ROWS:
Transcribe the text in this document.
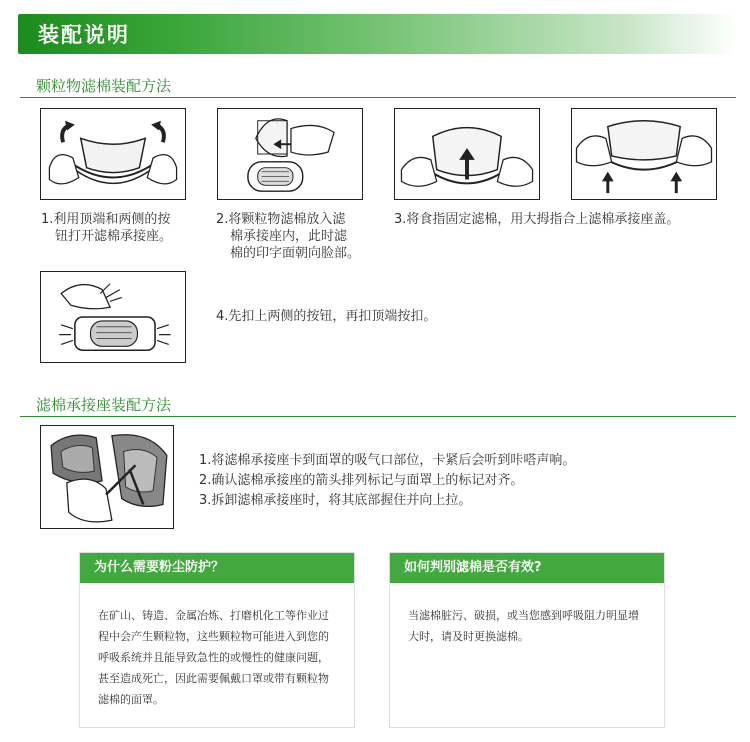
装配说明
颗粒物滤棉装配方法
1.利用顶端和两侧的按
钮打开滤棉承接座。
2.将颗粒物滤棉放入滤
棉承接座内，此时滤
棉的印字面朝向脸部。
3.将食指固定滤棉，用大拇指合上滤棉承接座盖。
4.先扣上两侧的按钮，再扣顶端按扣。
滤棉承接座装配方法
1.将滤棉承接座卡到面罩的吸气口部位，卡紧后会听到咔嗒声响。
2.确认滤棉承接座的箭头排列标记与面罩上的标记对齐。
3.拆卸滤棉承接座时，将其底部握住并向上拉。
为什么需要粉尘防护？
在矿山、铸造、金属冶炼、打磨机化工等作业过
程中会产生颗粒物，这些颗粒物可能进入到您的
呼吸系统并且能导致急性的或慢性的健康问题，
甚至造成死亡，因此需要佩戴口罩或带有颗粒物
滤棉的面罩。
如何判别滤棉是否有效?
当滤棉脏污、破损，或当您感到呼吸阻力明显增
大时，请及时更换滤棉。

WHAT YOU HAVE TO DO:
Each entry shown above must be quoted exactly, with its pictures left out.

RESULT BELOW:
Transcribe the text in this document.
装配说明
颗粒物滤棉装配方法
1.利用顶端和两侧的按
钮打开滤棉承接座。
2.将颗粒物滤棉放入滤
棉承接座内，此时滤
棉的印字面朝向脸部。
3.将食指固定滤棉，用大拇指合上滤棉承接座盖。
4.先扣上两侧的按钮，再扣顶端按扣。
滤棉承接座装配方法
1.将滤棉承接座卡到面罩的吸气口部位，卡紧后会听到咔嗒声响。
2.确认滤棉承接座的箭头排列标记与面罩上的标记对齐。
3.拆卸滤棉承接座时，将其底部握住并向上拉。
为什么需要粉尘防护？
在矿山、铸造、金属冶炼、打磨机化工等作业过
程中会产生颗粒物，这些颗粒物可能进入到您的
呼吸系统并且能导致急性的或慢性的健康问题，
甚至造成死亡，因此需要佩戴口罩或带有颗粒物
滤棉的面罩。
如何判别滤棉是否有效?
当滤棉脏污、破损，或当您感到呼吸阻力明显增
大时，请及时更换滤棉。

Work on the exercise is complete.